═══ PROVIDED ENTRIES ═══

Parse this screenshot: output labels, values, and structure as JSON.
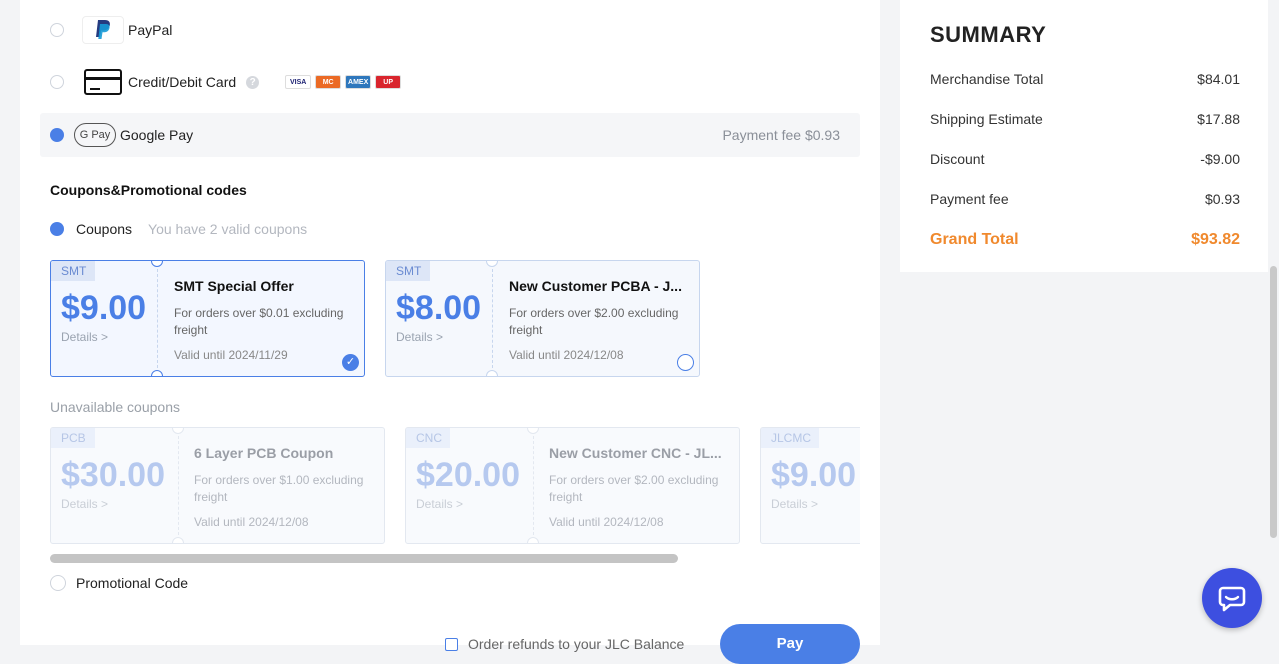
{
  "payment": {
    "paypal_label": "PayPal",
    "card_label": "Credit/Debit Card",
    "help_glyph": "?",
    "card_brands": [
      {
        "name": "VISA",
        "bg": "#ffffff",
        "fg": "#1a1f71"
      },
      {
        "name": "MC",
        "bg": "#eb6a25",
        "fg": "#ffffff"
      },
      {
        "name": "AMEX",
        "bg": "#2e77bc",
        "fg": "#ffffff"
      },
      {
        "name": "UP",
        "bg": "#d9252d",
        "fg": "#ffffff"
      }
    ],
    "gpay_badge": "G Pay",
    "gpay_label": "Google Pay",
    "gpay_fee": "Payment fee $0.93",
    "selected": "google-pay"
  },
  "coupons": {
    "section_title": "Coupons&Promotional codes",
    "radio_label": "Coupons",
    "valid_note": "You have 2 valid coupons",
    "available": [
      {
        "tag": "SMT",
        "amount": "$9.00",
        "details": "Details >",
        "name": "SMT Special Offer",
        "desc": "For orders over $0.01 excluding freight",
        "valid": "Valid until 2024/11/29",
        "selected": true
      },
      {
        "tag": "SMT",
        "amount": "$8.00",
        "details": "Details >",
        "name": "New Customer PCBA - J...",
        "desc": "For orders over $2.00 excluding freight",
        "valid": "Valid until 2024/12/08",
        "selected": false
      }
    ],
    "unavailable_label": "Unavailable coupons",
    "unavailable": [
      {
        "tag": "PCB",
        "amount": "$30.00",
        "details": "Details >",
        "name": "6 Layer PCB Coupon",
        "desc": "For orders over $1.00 excluding freight",
        "valid": "Valid until 2024/12/08"
      },
      {
        "tag": "CNC",
        "amount": "$20.00",
        "details": "Details >",
        "name": "New Customer CNC - JL...",
        "desc": "For orders over $2.00 excluding freight",
        "valid": "Valid until 2024/12/08"
      },
      {
        "tag": "JLCMC",
        "amount": "$9.00",
        "details": "Details >",
        "name": "",
        "desc": "",
        "valid": ""
      }
    ],
    "promo_label": "Promotional Code"
  },
  "footer": {
    "refund_label": "Order refunds to your JLC Balance",
    "pay_button": "Pay"
  },
  "summary": {
    "title": "SUMMARY",
    "rows": [
      {
        "label": "Merchandise Total",
        "value": "$84.01"
      },
      {
        "label": "Shipping Estimate",
        "value": "$17.88"
      },
      {
        "label": "Discount",
        "value": "-$9.00"
      },
      {
        "label": "Payment fee",
        "value": "$0.93"
      }
    ],
    "grand_label": "Grand Total",
    "grand_value": "$93.82"
  },
  "colors": {
    "accent": "#4a7fe6",
    "grand_total": "#f0892d",
    "chat": "#3d4fe0"
  },
  "icons": [
    "paypal-icon",
    "credit-card-icon",
    "help-icon",
    "google-pay-icon",
    "check-icon",
    "chat-icon"
  ]
}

═══

REQUEST> Pull every line containing "freight" from the data.

SOLUTION FOR THIS TASK>
        "desc": "For orders over $0.01 excluding freight",
        "desc": "For orders over $2.00 excluding freight",
        "desc": "For orders over $1.00 excluding freight",
        "desc": "For orders over $2.00 excluding freight",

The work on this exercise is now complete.